■ Records provided:
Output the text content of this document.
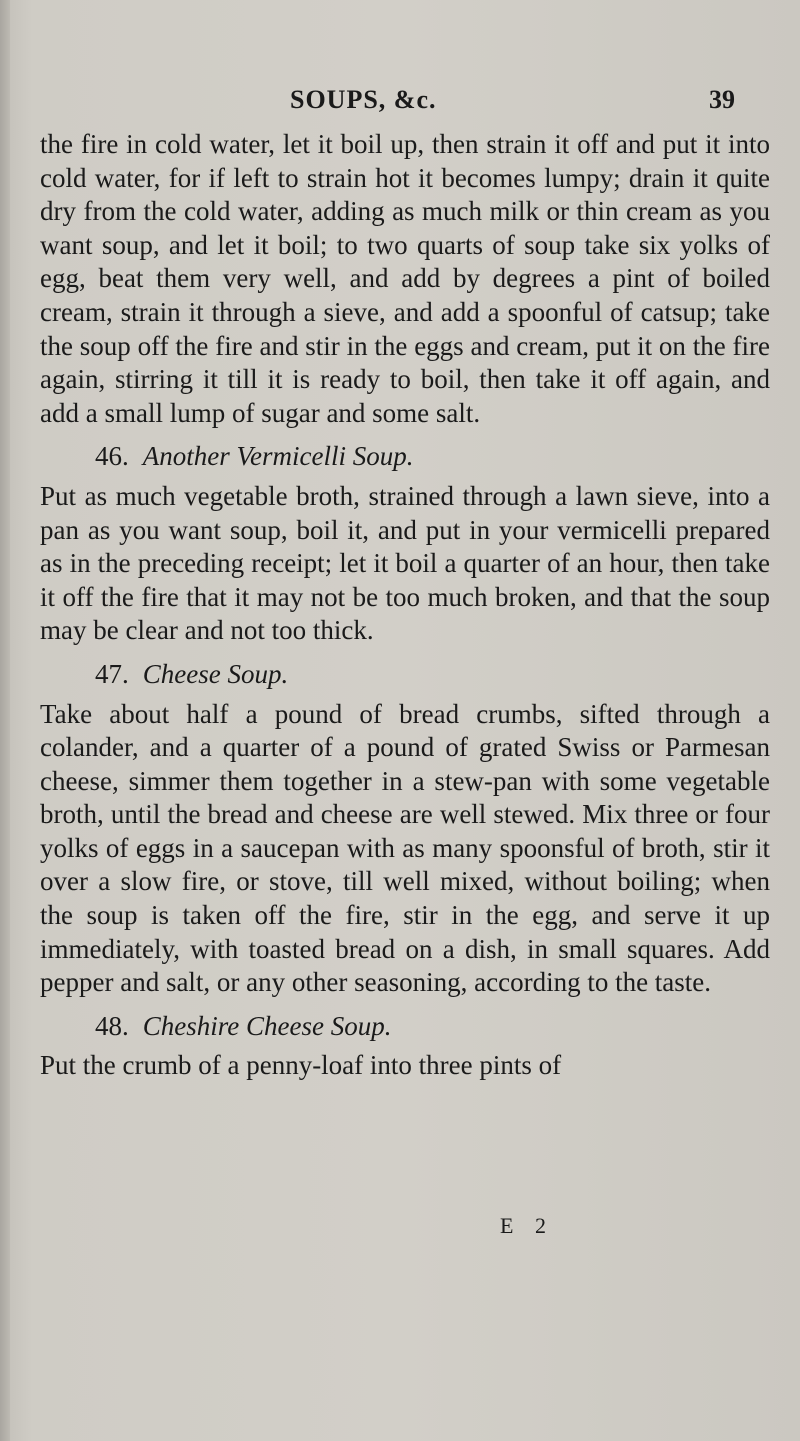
SOUPS, &c.	39

the fire in cold water, let it boil up, then strain it off and put it into cold water, for if left to strain hot it becomes lumpy; drain it quite dry from the cold water, adding as much milk or thin cream as you want soup, and let it boil; to two quarts of soup take six yolks of egg, beat them very well, and add by degrees a pint of boiled cream, strain it through a sieve, and add a spoonful of catsup; take the soup off the fire and stir in the eggs and cream, put it on the fire again, stirring it till it is ready to boil, then take it off again, and add a small lump of sugar and some salt.

46. Another Vermicelli Soup.

Put as much vegetable broth, strained through a lawn sieve, into a pan as you want soup, boil it, and put in your vermicelli prepared as in the preceding receipt; let it boil a quarter of an hour, then take it off the fire that it may not be too much broken, and that the soup may be clear and not too thick.

47. Cheese Soup.

Take about half a pound of bread crumbs, sifted through a colander, and a quarter of a pound of grated Swiss or Parmesan cheese, simmer them together in a stew-pan with some vegetable broth, until the bread and cheese are well stewed. Mix three or four yolks of eggs in a saucepan with as many spoonsful of broth, stir it over a slow fire, or stove, till well mixed, without boiling; when the soup is taken off the fire, stir in the egg, and serve it up immediately, with toasted bread on a dish, in small squares. Add pepper and salt, or any other seasoning, according to the taste.

48. Cheshire Cheese Soup.

Put the crumb of a penny-loaf into three pints of

E 2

■ Stated goal:
Show all lines in the entries above where the word "sieve" appears.

■ Task result:
the fire in cold water, let it boil up, then strain it off and put it into cold water, for if left to strain hot it becomes lumpy; drain it quite dry from the cold water, adding as much milk or thin cream as you want soup, and let it boil; to two quarts of soup take six yolks of egg, beat them very well, and add by degrees a pint of boiled cream, strain it through a sieve, and add a spoonful of catsup; take the soup off the fire and stir in the eggs and cream, put it on the fire again, stirring it till it is ready to boil, then take it off again, and add a small lump of sugar and some salt.
Put as much vegetable broth, strained through a lawn sieve, into a pan as you want soup, boil it, and put in your vermicelli prepared as in the preceding receipt; let it boil a quarter of an hour, then take it off the fire that it may not be too much broken, and that the soup may be clear and not too thick.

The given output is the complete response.